→ **SET TASK**
Reproduce every line of the rows below with no changes, omitting the pictures.

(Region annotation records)
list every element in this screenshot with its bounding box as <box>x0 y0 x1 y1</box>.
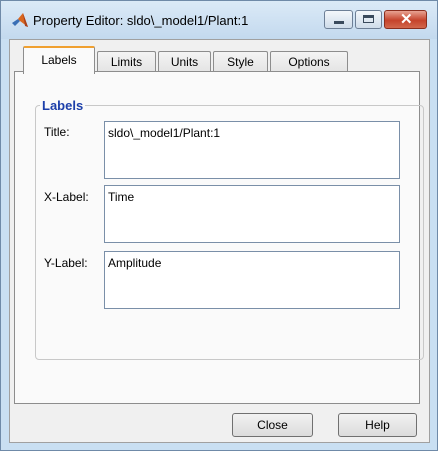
ylabel-label: Y-Label: <box>44 256 88 270</box>
title-field[interactable]: sldo\_model1/Plant:1 <box>104 121 400 179</box>
close-icon: ✕ <box>400 11 413 28</box>
close-window-button[interactable]: ✕ <box>384 10 427 29</box>
matlab-logo-icon <box>11 12 29 28</box>
xlabel-label: X-Label: <box>44 190 89 204</box>
labels-group-title: Labels <box>40 98 86 113</box>
tab-style[interactable]: Style <box>213 51 268 73</box>
minimize-icon <box>334 21 344 24</box>
xlabel-field[interactable]: Time <box>104 185 400 243</box>
title-bar[interactable]: Property Editor: sldo\_model1/Plant:1 ✕ <box>1 1 437 39</box>
ylabel-field[interactable]: Amplitude <box>104 251 400 309</box>
maximize-icon <box>363 15 374 23</box>
tab-options[interactable]: Options <box>270 51 348 73</box>
window-title: Property Editor: sldo\_model1/Plant:1 <box>33 13 249 28</box>
maximize-button[interactable] <box>355 10 382 29</box>
tab-limits[interactable]: Limits <box>97 51 156 73</box>
minimize-button[interactable] <box>324 10 353 29</box>
help-button[interactable]: Help <box>338 413 417 437</box>
close-button[interactable]: Close <box>232 413 313 437</box>
tab-labels[interactable]: Labels <box>23 46 95 74</box>
title-label: Title: <box>44 125 70 139</box>
tab-units[interactable]: Units <box>158 51 211 73</box>
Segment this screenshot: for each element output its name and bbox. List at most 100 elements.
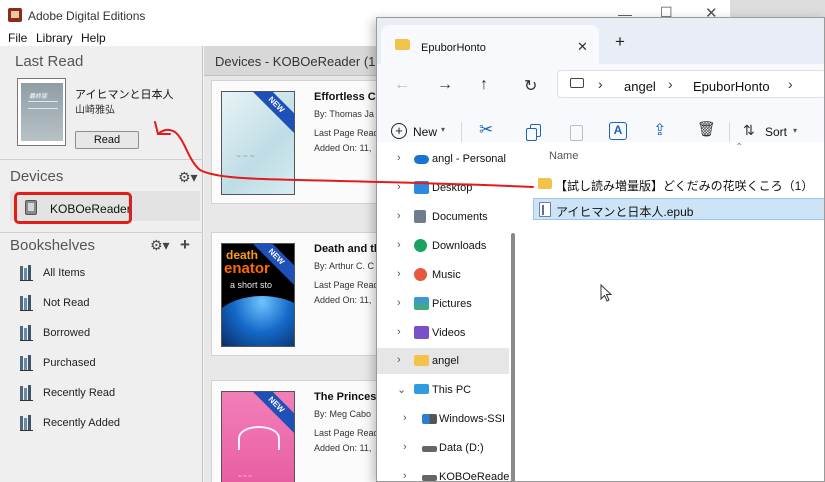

→ **FULL OUTPUT**
list every element in this screenshot with its bounding box as <box>x0 y0 x1 y1</box>.
ylabel-label: Y-Label: <box>44 256 88 270</box>
title-field[interactable]: sldo\_model1/Plant:1 <box>104 121 400 179</box>
close-icon: ✕ <box>400 11 413 28</box>
close-window-button[interactable]: ✕ <box>384 10 427 29</box>
matlab-logo-icon <box>11 12 29 28</box>
xlabel-label: X-Label: <box>44 190 89 204</box>
labels-group-title: Labels <box>40 98 86 113</box>
tab-style[interactable]: Style <box>213 51 268 73</box>
minimize-icon <box>334 21 344 24</box>
xlabel-field[interactable]: Time <box>104 185 400 243</box>
title-bar[interactable]: Property Editor: sldo\_model1/Plant:1 ✕ <box>1 1 437 39</box>
ylabel-field[interactable]: Amplitude <box>104 251 400 309</box>
maximize-icon <box>363 15 374 23</box>
tab-options[interactable]: Options <box>270 51 348 73</box>
window-title: Property Editor: sldo\_model1/Plant:1 <box>33 13 249 28</box>
maximize-button[interactable] <box>355 10 382 29</box>
tab-limits[interactable]: Limits <box>97 51 156 73</box>
minimize-button[interactable] <box>324 10 353 29</box>
help-button[interactable]: Help <box>338 413 417 437</box>
close-button[interactable]: Close <box>232 413 313 437</box>
tab-labels[interactable]: Labels <box>23 46 95 74</box>
title-label: Title: <box>44 125 70 139</box>
tab-units[interactable]: Units <box>158 51 211 73</box>
Segment this screenshot: for each element output its name and bbox. List at most 100 elements.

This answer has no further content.